** begin **
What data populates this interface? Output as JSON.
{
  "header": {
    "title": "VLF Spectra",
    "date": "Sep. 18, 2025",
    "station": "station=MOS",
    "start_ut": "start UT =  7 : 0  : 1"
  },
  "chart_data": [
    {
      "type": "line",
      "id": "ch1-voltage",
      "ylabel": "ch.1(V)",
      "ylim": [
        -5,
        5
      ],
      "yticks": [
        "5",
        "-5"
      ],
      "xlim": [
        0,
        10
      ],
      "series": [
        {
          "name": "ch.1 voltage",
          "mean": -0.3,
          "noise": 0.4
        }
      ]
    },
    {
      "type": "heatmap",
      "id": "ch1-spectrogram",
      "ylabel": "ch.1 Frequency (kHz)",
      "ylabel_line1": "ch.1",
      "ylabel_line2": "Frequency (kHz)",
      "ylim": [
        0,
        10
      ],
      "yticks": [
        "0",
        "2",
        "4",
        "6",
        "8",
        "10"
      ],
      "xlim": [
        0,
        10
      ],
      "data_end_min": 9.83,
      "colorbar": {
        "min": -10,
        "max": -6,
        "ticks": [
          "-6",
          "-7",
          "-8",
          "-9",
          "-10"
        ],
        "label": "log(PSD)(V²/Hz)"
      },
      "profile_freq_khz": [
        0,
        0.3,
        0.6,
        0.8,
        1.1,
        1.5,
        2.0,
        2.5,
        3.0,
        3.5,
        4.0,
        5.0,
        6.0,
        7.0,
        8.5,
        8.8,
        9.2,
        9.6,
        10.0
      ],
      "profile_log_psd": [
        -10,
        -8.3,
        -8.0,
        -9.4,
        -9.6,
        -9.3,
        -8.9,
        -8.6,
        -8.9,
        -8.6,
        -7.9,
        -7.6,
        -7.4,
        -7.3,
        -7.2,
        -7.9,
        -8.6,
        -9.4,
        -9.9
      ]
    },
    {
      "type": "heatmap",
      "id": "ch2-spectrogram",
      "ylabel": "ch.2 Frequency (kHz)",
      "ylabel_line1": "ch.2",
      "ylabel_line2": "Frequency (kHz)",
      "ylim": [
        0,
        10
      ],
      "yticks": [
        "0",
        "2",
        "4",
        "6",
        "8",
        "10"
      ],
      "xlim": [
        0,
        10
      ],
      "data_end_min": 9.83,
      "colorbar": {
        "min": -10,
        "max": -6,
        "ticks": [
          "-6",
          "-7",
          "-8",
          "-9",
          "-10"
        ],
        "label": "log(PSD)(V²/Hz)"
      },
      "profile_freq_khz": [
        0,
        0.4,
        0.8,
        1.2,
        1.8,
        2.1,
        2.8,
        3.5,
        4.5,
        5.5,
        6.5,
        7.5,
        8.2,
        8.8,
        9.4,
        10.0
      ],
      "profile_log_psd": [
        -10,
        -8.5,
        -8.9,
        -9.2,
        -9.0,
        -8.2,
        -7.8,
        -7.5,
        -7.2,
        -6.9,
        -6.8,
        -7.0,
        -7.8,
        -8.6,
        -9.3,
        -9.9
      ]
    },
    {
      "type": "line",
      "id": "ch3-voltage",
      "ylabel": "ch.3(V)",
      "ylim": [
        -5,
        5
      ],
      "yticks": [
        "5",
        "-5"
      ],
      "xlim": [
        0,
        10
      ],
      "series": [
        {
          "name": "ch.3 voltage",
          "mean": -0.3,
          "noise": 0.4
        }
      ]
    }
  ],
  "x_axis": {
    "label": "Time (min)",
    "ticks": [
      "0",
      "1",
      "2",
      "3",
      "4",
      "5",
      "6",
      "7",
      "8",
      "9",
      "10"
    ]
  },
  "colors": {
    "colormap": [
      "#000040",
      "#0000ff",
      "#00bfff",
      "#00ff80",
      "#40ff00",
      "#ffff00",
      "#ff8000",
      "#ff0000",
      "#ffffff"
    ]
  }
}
** end **
Exercise requirements> Restate the whole listing exactly, leaving out nothing.

Reply>
What data populates this interface? Output as JSON.
{
  "header": {
    "title": "VLF Spectra",
    "date": "Sep. 18, 2025",
    "station": "station=MOS",
    "start_ut": "start UT =  7 : 0  : 1"
  },
  "chart_data": [
    {
      "type": "line",
      "id": "ch1-voltage",
      "ylabel": "ch.1(V)",
      "ylim": [
        -5,
        5
      ],
      "yticks": [
        "5",
        "-5"
      ],
      "xlim": [
        0,
        10
      ],
      "series": [
        {
          "name": "ch.1 voltage",
          "mean": -0.3,
          "noise": 0.4
        }
      ]
    },
    {
      "type": "heatmap",
      "id": "ch1-spectrogram",
      "ylabel": "ch.1 Frequency (kHz)",
      "ylabel_line1": "ch.1",
      "ylabel_line2": "Frequency (kHz)",
      "ylim": [
        0,
        10
      ],
      "yticks": [
        "0",
        "2",
        "4",
        "6",
        "8",
        "10"
      ],
      "xlim": [
        0,
        10
      ],
      "data_end_min": 9.83,
      "colorbar": {
        "min": -10,
        "max": -6,
        "ticks": [
          "-6",
          "-7",
          "-8",
          "-9",
          "-10"
        ],
        "label": "log(PSD)(V²/Hz)"
      },
      "profile_freq_khz": [
        0,
        0.3,
        0.6,
        0.8,
        1.1,
        1.5,
        2.0,
        2.5,
        3.0,
        3.5,
        4.0,
        5.0,
        6.0,
        7.0,
        8.5,
        8.8,
        9.2,
        9.6,
        10.0
      ],
      "profile_log_psd": [
        -10,
        -8.3,
        -8.0,
        -9.4,
        -9.6,
        -9.3,
        -8.9,
        -8.6,
        -8.9,
        -8.6,
        -7.9,
        -7.6,
        -7.4,
        -7.3,
        -7.2,
        -7.9,
        -8.6,
        -9.4,
        -9.9
      ]
    },
    {
      "type": "heatmap",
      "id": "ch2-spectrogram",
      "ylabel": "ch.2 Frequency (kHz)",
      "ylabel_line1": "ch.2",
      "ylabel_line2": "Frequency (kHz)",
      "ylim": [
        0,
        10
      ],
      "yticks": [
        "0",
        "2",
        "4",
        "6",
        "8",
        "10"
      ],
      "xlim": [
        0,
        10
      ],
      "data_end_min": 9.83,
      "colorbar": {
        "min": -10,
        "max": -6,
        "ticks": [
          "-6",
          "-7",
          "-8",
          "-9",
          "-10"
        ],
        "label": "log(PSD)(V²/Hz)"
      },
      "profile_freq_khz": [
        0,
        0.4,
        0.8,
        1.2,
        1.8,
        2.1,
        2.8,
        3.5,
        4.5,
        5.5,
        6.5,
        7.5,
        8.2,
        8.8,
        9.4,
        10.0
      ],
      "profile_log_psd": [
        -10,
        -8.5,
        -8.9,
        -9.2,
        -9.0,
        -8.2,
        -7.8,
        -7.5,
        -7.2,
        -6.9,
        -6.8,
        -7.0,
        -7.8,
        -8.6,
        -9.3,
        -9.9
      ]
    },
    {
      "type": "line",
      "id": "ch3-voltage",
      "ylabel": "ch.3(V)",
      "ylim": [
        -5,
        5
      ],
      "yticks": [
        "5",
        "-5"
      ],
      "xlim": [
        0,
        10
      ],
      "series": [
        {
          "name": "ch.3 voltage",
          "mean": -0.3,
          "noise": 0.4
        }
      ]
    }
  ],
  "x_axis": {
    "label": "Time (min)",
    "ticks": [
      "0",
      "1",
      "2",
      "3",
      "4",
      "5",
      "6",
      "7",
      "8",
      "9",
      "10"
    ]
  },
  "colors": {
    "colormap": [
      "#000040",
      "#0000ff",
      "#00bfff",
      "#00ff80",
      "#40ff00",
      "#ffff00",
      "#ff8000",
      "#ff0000",
      "#ffffff"
    ]
  }
}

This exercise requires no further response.